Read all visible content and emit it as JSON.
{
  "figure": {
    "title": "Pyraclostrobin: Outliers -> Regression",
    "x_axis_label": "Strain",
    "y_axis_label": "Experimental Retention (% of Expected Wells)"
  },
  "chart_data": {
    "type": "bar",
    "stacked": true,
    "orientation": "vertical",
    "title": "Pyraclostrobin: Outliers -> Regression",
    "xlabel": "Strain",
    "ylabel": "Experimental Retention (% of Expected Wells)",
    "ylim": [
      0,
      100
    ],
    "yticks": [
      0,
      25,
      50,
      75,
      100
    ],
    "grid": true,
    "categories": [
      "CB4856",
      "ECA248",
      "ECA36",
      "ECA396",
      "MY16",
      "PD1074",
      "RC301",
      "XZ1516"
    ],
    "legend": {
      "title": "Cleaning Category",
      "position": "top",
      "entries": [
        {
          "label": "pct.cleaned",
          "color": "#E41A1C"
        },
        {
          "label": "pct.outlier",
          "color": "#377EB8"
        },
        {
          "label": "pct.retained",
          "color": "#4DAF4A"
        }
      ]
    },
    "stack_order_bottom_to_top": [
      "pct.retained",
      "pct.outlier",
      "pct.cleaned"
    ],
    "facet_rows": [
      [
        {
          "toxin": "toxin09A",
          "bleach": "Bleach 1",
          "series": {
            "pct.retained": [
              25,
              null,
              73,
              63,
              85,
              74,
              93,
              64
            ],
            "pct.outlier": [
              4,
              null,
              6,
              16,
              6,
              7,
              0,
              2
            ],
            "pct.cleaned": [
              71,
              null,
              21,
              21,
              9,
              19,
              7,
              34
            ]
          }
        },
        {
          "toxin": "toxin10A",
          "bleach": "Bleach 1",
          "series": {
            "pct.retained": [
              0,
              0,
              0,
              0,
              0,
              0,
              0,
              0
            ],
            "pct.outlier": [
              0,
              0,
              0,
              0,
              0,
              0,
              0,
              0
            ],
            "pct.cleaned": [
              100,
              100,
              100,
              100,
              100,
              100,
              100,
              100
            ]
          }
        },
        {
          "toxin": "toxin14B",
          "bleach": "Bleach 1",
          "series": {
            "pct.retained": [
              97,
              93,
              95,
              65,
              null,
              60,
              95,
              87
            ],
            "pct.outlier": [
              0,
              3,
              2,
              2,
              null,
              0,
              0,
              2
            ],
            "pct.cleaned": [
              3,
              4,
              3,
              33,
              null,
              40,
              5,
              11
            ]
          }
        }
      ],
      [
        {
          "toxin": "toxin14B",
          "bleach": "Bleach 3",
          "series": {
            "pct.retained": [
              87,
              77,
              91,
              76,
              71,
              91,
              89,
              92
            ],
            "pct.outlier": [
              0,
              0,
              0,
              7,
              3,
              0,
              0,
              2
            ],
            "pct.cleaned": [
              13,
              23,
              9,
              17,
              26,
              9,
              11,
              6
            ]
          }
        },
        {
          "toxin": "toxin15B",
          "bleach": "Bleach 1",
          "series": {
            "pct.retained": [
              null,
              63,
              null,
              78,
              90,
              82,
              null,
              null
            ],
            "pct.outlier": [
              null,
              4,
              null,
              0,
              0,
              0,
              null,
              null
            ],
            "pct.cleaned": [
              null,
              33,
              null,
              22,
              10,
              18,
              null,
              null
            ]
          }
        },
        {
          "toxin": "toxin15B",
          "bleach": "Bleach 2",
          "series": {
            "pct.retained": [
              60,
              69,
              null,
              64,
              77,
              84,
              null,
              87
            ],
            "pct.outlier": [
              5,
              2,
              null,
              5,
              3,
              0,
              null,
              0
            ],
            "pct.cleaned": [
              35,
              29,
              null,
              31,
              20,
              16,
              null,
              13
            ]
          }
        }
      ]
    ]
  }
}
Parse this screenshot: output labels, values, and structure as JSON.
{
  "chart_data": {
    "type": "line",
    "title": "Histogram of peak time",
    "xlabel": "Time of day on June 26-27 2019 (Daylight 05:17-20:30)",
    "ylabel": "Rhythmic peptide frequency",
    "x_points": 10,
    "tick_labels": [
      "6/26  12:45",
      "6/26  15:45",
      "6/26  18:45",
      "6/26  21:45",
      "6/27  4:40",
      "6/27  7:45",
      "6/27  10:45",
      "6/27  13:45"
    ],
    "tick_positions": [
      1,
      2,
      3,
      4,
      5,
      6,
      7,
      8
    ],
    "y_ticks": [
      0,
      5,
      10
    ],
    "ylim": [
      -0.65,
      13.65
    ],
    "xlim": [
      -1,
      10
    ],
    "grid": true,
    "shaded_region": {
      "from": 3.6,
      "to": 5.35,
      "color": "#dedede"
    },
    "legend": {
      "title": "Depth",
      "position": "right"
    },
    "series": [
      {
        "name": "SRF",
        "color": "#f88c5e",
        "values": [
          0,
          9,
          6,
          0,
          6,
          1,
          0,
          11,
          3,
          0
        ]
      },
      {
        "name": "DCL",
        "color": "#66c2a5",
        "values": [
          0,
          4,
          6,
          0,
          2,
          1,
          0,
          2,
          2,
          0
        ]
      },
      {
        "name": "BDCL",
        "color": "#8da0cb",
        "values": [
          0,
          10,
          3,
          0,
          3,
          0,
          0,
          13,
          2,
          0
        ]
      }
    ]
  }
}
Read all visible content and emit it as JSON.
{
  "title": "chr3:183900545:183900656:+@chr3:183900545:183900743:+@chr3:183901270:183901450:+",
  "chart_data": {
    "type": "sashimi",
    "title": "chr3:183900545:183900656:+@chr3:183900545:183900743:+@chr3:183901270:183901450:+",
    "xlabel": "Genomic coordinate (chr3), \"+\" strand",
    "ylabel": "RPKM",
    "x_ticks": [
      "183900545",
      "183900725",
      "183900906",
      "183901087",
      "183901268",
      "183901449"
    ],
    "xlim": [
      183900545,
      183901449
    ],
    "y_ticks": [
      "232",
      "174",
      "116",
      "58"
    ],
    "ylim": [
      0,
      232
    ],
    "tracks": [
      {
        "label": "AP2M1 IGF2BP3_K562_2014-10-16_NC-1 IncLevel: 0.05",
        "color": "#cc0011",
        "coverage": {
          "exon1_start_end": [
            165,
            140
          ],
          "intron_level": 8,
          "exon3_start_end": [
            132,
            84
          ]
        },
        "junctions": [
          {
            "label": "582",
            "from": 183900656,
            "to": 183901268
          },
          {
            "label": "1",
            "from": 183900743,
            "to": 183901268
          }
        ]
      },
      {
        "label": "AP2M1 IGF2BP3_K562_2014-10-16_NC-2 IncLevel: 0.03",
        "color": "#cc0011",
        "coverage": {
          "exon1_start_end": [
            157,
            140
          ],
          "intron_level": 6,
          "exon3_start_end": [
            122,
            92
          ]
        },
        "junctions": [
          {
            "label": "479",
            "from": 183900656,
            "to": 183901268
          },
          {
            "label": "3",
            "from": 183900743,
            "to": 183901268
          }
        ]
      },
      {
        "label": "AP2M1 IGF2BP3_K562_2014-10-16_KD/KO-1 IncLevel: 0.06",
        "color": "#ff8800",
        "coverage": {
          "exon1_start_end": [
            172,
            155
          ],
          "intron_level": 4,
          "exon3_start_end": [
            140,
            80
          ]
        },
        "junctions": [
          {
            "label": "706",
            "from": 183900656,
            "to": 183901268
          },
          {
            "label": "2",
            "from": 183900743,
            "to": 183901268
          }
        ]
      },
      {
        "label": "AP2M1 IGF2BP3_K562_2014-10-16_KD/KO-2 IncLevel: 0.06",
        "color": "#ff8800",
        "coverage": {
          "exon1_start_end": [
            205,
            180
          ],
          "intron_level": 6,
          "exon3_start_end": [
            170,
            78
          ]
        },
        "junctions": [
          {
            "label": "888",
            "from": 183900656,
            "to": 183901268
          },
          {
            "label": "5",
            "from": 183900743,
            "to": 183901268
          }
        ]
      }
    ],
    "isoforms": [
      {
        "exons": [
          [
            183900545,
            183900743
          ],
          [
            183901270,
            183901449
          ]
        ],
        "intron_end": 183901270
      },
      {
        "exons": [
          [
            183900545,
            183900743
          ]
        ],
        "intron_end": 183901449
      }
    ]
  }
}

************

◆ Activity ◆
Exactly one number is the answer: how many lines of the entries contain the string "xlabel".

◆ Answer below ◆
3